Stated goal
Without changing a character, return the entries, but not the images they hold.

☆ ☆ ☆ ☆ ☆

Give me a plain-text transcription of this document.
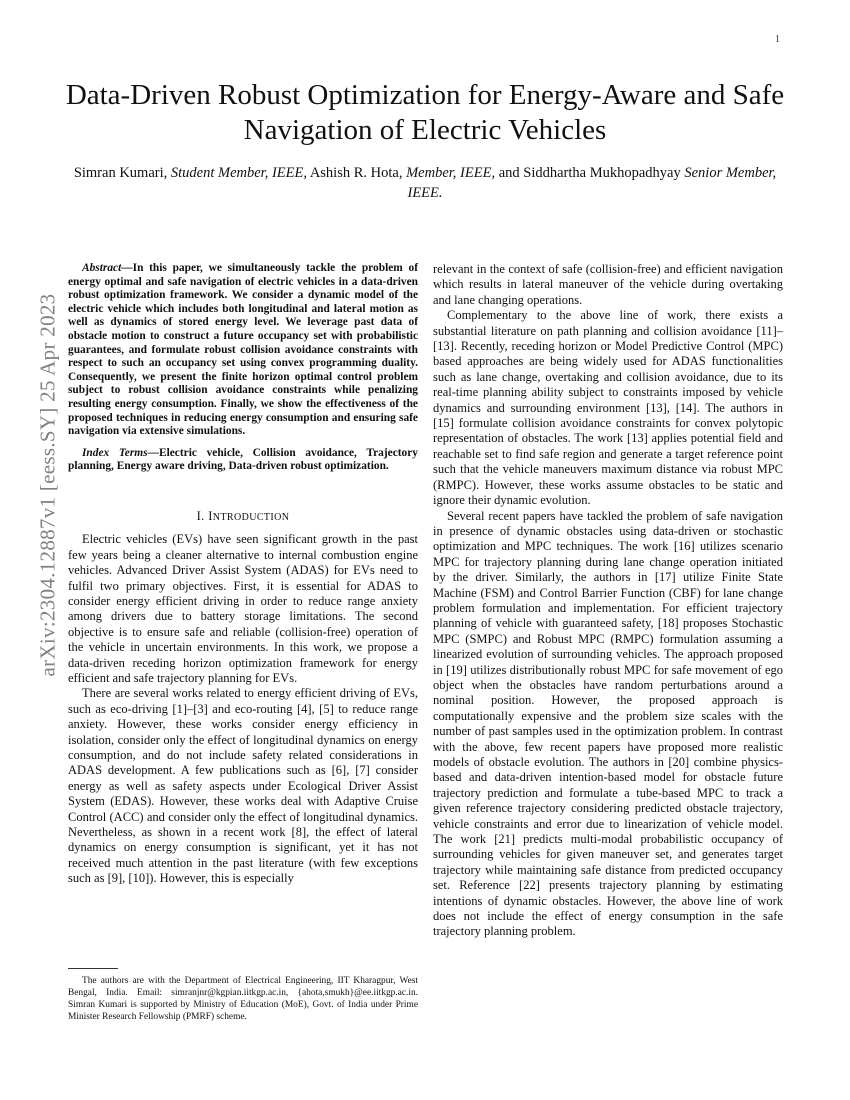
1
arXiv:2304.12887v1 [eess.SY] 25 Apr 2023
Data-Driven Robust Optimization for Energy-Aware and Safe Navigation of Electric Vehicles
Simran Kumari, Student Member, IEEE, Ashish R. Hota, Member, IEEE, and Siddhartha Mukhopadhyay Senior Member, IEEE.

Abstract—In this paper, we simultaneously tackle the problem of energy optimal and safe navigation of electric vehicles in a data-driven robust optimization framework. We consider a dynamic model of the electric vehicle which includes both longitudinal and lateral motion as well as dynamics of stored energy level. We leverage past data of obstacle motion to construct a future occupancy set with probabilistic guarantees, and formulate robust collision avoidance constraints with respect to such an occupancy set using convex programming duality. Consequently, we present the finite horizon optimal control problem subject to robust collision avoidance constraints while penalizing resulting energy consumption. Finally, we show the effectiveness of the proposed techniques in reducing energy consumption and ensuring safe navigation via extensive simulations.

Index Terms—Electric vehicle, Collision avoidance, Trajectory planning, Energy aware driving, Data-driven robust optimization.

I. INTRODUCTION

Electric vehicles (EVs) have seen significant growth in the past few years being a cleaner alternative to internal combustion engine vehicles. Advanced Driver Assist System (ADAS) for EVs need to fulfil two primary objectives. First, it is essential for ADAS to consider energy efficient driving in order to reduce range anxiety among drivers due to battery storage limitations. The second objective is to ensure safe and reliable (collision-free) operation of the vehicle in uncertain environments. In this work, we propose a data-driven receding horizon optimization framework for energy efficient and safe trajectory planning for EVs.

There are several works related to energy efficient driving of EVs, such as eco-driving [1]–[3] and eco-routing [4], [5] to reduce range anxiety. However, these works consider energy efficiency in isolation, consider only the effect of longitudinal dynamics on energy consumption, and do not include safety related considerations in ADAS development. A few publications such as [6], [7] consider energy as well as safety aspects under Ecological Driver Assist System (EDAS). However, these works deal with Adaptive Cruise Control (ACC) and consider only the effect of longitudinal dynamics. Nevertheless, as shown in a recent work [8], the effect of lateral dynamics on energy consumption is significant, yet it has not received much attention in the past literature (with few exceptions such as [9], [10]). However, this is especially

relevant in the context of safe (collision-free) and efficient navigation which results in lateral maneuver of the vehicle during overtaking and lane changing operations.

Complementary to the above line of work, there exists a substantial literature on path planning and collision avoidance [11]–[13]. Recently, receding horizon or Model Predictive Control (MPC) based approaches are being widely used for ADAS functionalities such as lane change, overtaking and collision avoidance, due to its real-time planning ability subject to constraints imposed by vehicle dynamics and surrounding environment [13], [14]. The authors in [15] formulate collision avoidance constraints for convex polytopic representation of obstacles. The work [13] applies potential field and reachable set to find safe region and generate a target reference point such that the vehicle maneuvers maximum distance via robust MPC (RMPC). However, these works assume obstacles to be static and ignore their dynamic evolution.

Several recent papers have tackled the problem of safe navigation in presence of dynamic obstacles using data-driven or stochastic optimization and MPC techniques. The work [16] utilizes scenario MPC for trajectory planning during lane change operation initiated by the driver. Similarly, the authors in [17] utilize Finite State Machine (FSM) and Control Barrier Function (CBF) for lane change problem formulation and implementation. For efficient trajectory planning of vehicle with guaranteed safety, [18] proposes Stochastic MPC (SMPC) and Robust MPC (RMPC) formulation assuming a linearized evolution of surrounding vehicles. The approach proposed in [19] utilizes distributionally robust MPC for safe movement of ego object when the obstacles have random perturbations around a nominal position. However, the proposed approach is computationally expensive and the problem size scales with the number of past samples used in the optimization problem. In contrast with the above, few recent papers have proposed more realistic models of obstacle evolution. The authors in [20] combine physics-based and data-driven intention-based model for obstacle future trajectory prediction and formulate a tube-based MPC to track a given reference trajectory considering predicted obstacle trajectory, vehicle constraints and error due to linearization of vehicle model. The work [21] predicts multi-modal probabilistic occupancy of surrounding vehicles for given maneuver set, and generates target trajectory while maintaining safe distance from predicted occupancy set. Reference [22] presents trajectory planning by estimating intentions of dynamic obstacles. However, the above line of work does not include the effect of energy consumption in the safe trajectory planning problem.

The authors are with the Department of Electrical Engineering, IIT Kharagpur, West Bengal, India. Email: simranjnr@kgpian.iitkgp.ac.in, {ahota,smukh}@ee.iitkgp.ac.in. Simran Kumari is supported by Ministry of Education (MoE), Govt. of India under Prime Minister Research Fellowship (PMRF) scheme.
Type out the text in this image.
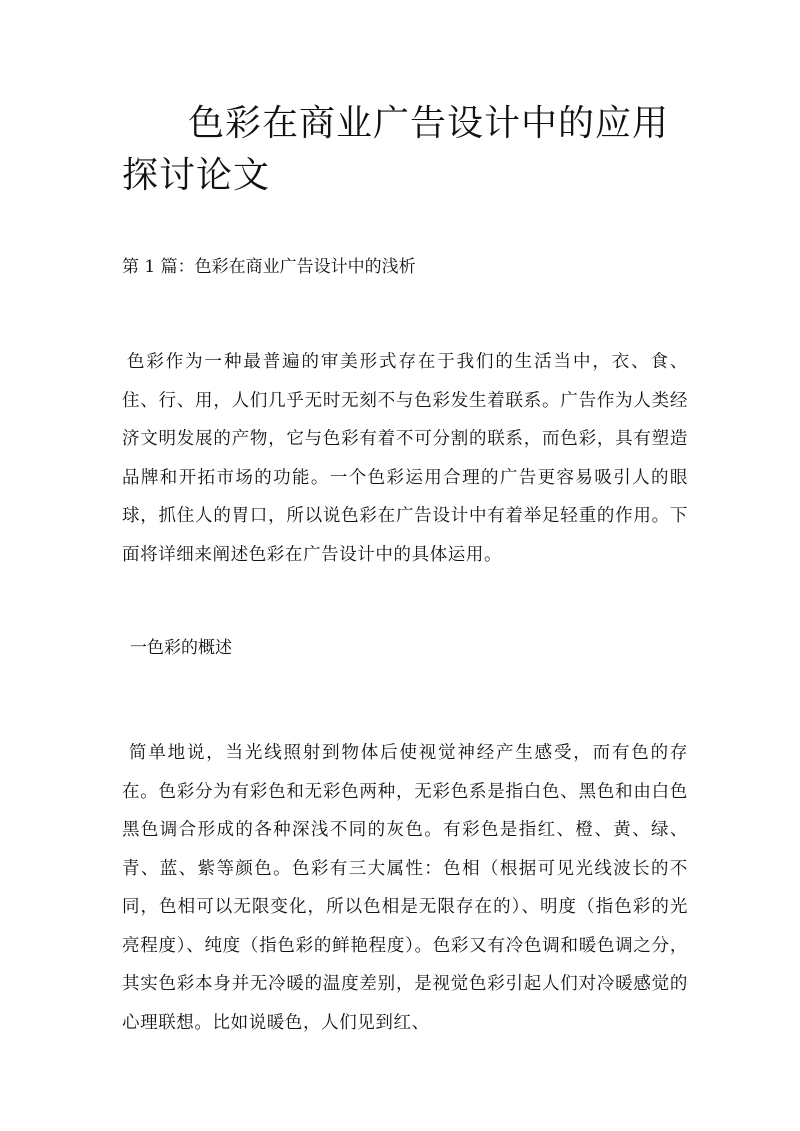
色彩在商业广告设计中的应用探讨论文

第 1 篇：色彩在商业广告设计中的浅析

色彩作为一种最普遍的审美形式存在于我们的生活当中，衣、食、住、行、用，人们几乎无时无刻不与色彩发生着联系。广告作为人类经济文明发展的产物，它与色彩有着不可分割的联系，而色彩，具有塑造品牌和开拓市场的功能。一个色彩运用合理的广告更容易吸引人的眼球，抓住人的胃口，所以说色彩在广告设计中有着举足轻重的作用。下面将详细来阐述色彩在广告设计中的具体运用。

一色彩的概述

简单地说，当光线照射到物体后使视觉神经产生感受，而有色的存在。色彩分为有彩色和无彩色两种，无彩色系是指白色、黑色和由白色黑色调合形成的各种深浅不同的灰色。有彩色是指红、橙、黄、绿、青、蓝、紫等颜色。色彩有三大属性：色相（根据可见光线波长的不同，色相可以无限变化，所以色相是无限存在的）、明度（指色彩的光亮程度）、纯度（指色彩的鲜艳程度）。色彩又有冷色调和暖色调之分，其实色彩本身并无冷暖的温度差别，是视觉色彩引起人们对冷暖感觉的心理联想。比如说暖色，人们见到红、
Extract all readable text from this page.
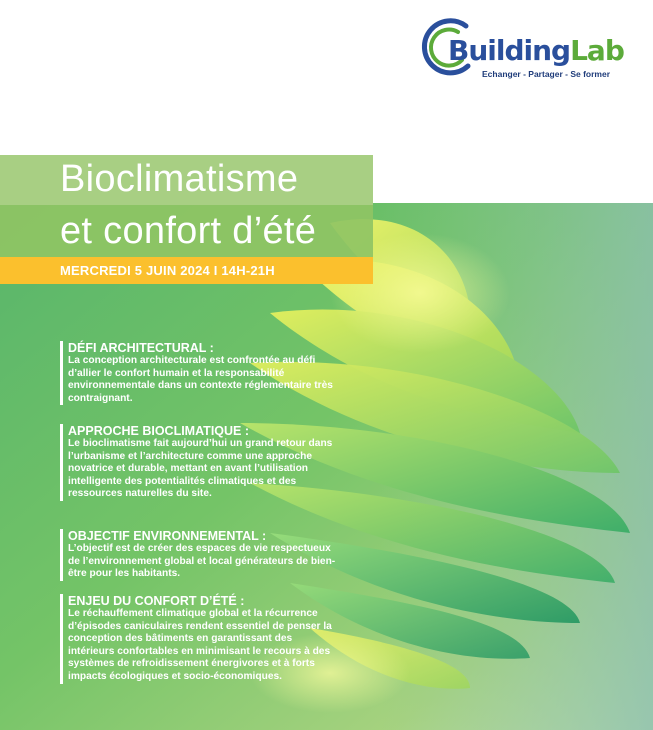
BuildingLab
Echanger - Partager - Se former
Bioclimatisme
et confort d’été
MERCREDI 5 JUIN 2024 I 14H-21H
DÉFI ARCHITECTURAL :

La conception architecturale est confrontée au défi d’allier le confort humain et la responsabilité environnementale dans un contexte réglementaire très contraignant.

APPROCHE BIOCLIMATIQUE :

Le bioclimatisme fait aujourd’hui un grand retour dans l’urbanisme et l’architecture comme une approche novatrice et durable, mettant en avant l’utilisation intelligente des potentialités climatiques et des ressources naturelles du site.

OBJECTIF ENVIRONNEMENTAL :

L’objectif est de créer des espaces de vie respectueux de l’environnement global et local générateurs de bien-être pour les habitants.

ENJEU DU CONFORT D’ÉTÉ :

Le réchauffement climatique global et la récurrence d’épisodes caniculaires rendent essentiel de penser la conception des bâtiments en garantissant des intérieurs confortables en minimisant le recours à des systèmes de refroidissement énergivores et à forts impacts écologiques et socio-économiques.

☆ ☆ ☆ ☆ ☆

Exercise answer
Give me a plain-text transcription of this document.
1
arXiv:2304.12887v1 [eess.SY] 25 Apr 2023
Data-Driven Robust Optimization for Energy-Aware and Safe Navigation of Electric Vehicles
Simran Kumari, Student Member, IEEE, Ashish R. Hota, Member, IEEE, and Siddhartha Mukhopadhyay Senior Member, IEEE.

Abstract—In this paper, we simultaneously tackle the problem of energy optimal and safe navigation of electric vehicles in a data-driven robust optimization framework. We consider a dynamic model of the electric vehicle which includes both longitudinal and lateral motion as well as dynamics of stored energy level. We leverage past data of obstacle motion to construct a future occupancy set with probabilistic guarantees, and formulate robust collision avoidance constraints with respect to such an occupancy set using convex programming duality. Consequently, we present the finite horizon optimal control problem subject to robust collision avoidance constraints while penalizing resulting energy consumption. Finally, we show the effectiveness of the proposed techniques in reducing energy consumption and ensuring safe navigation via extensive simulations.

Index Terms—Electric vehicle, Collision avoidance, Trajectory planning, Energy aware driving, Data-driven robust optimization.

I. INTRODUCTION

Electric vehicles (EVs) have seen significant growth in the past few years being a cleaner alternative to internal combustion engine vehicles. Advanced Driver Assist System (ADAS) for EVs need to fulfil two primary objectives. First, it is essential for ADAS to consider energy efficient driving in order to reduce range anxiety among drivers due to battery storage limitations. The second objective is to ensure safe and reliable (collision-free) operation of the vehicle in uncertain environments. In this work, we propose a data-driven receding horizon optimization framework for energy efficient and safe trajectory planning for EVs.

There are several works related to energy efficient driving of EVs, such as eco-driving [1]–[3] and eco-routing [4], [5] to reduce range anxiety. However, these works consider energy efficiency in isolation, consider only the effect of longitudinal dynamics on energy consumption, and do not include safety related considerations in ADAS development. A few publications such as [6], [7] consider energy as well as safety aspects under Ecological Driver Assist System (EDAS). However, these works deal with Adaptive Cruise Control (ACC) and consider only the effect of longitudinal dynamics. Nevertheless, as shown in a recent work [8], the effect of lateral dynamics on energy consumption is significant, yet it has not received much attention in the past literature (with few exceptions such as [9], [10]). However, this is especially

relevant in the context of safe (collision-free) and efficient navigation which results in lateral maneuver of the vehicle during overtaking and lane changing operations.

Complementary to the above line of work, there exists a substantial literature on path planning and collision avoidance [11]–[13]. Recently, receding horizon or Model Predictive Control (MPC) based approaches are being widely used for ADAS functionalities such as lane change, overtaking and collision avoidance, due to its real-time planning ability subject to constraints imposed by vehicle dynamics and surrounding environment [13], [14]. The authors in [15] formulate collision avoidance constraints for convex polytopic representation of obstacles. The work [13] applies potential field and reachable set to find safe region and generate a target reference point such that the vehicle maneuvers maximum distance via robust MPC (RMPC). However, these works assume obstacles to be static and ignore their dynamic evolution.

Several recent papers have tackled the problem of safe navigation in presence of dynamic obstacles using data-driven or stochastic optimization and MPC techniques. The work [16] utilizes scenario MPC for trajectory planning during lane change operation initiated by the driver. Similarly, the authors in [17] utilize Finite State Machine (FSM) and Control Barrier Function (CBF) for lane change problem formulation and implementation. For efficient trajectory planning of vehicle with guaranteed safety, [18] proposes Stochastic MPC (SMPC) and Robust MPC (RMPC) formulation assuming a linearized evolution of surrounding vehicles. The approach proposed in [19] utilizes distributionally robust MPC for safe movement of ego object when the obstacles have random perturbations around a nominal position. However, the proposed approach is computationally expensive and the problem size scales with the number of past samples used in the optimization problem. In contrast with the above, few recent papers have proposed more realistic models of obstacle evolution. The authors in [20] combine physics-based and data-driven intention-based model for obstacle future trajectory prediction and formulate a tube-based MPC to track a given reference trajectory considering predicted obstacle trajectory, vehicle constraints and error due to linearization of vehicle model. The work [21] predicts multi-modal probabilistic occupancy of surrounding vehicles for given maneuver set, and generates target trajectory while maintaining safe distance from predicted occupancy set. Reference [22] presents trajectory planning by estimating intentions of dynamic obstacles. However, the above line of work does not include the effect of energy consumption in the safe trajectory planning problem.

The authors are with the Department of Electrical Engineering, IIT Kharagpur, West Bengal, India. Email: simranjnr@kgpian.iitkgp.ac.in, {ahota,smukh}@ee.iitkgp.ac.in. Simran Kumari is supported by Ministry of Education (MoE), Govt. of India under Prime Minister Research Fellowship (PMRF) scheme.
Type out the text in this image.
色彩在商业广告设计中的应用探讨论文

第 1 篇：色彩在商业广告设计中的浅析

色彩作为一种最普遍的审美形式存在于我们的生活当中，衣、食、住、行、用，人们几乎无时无刻不与色彩发生着联系。广告作为人类经济文明发展的产物，它与色彩有着不可分割的联系，而色彩，具有塑造品牌和开拓市场的功能。一个色彩运用合理的广告更容易吸引人的眼球，抓住人的胃口，所以说色彩在广告设计中有着举足轻重的作用。下面将详细来阐述色彩在广告设计中的具体运用。

一色彩的概述

简单地说，当光线照射到物体后使视觉神经产生感受，而有色的存在。色彩分为有彩色和无彩色两种，无彩色系是指白色、黑色和由白色黑色调合形成的各种深浅不同的灰色。有彩色是指红、橙、黄、绿、青、蓝、紫等颜色。色彩有三大属性：色相（根据可见光线波长的不同，色相可以无限变化，所以色相是无限存在的）、明度（指色彩的光亮程度）、纯度（指色彩的鲜艳程度）。色彩又有冷色调和暖色调之分，其实色彩本身并无冷暖的温度差别，是视觉色彩引起人们对冷暖感觉的心理联想。比如说暖色，人们见到红、
Extract all readable text from this page.
BuildingLab
Echanger - Partager - Se former
Bioclimatisme
et confort d’été
MERCREDI 5 JUIN 2024 I 14H-21H
DÉFI ARCHITECTURAL :

La conception architecturale est confrontée au défi d’allier le confort humain et la responsabilité environnementale dans un contexte réglementaire très contraignant.

APPROCHE BIOCLIMATIQUE :

Le bioclimatisme fait aujourd’hui un grand retour dans l’urbanisme et l’architecture comme une approche novatrice et durable, mettant en avant l’utilisation intelligente des potentialités climatiques et des ressources naturelles du site.

OBJECTIF ENVIRONNEMENTAL :

L’objectif est de créer des espaces de vie respectueux de l’environnement global et local générateurs de bien-être pour les habitants.

ENJEU DU CONFORT D’ÉTÉ :

Le réchauffement climatique global et la récurrence d’épisodes caniculaires rendent essentiel de penser la conception des bâtiments en garantissant des intérieurs confortables en minimisant le recours à des systèmes de refroidissement énergivores et à forts impacts écologiques et socio-économiques.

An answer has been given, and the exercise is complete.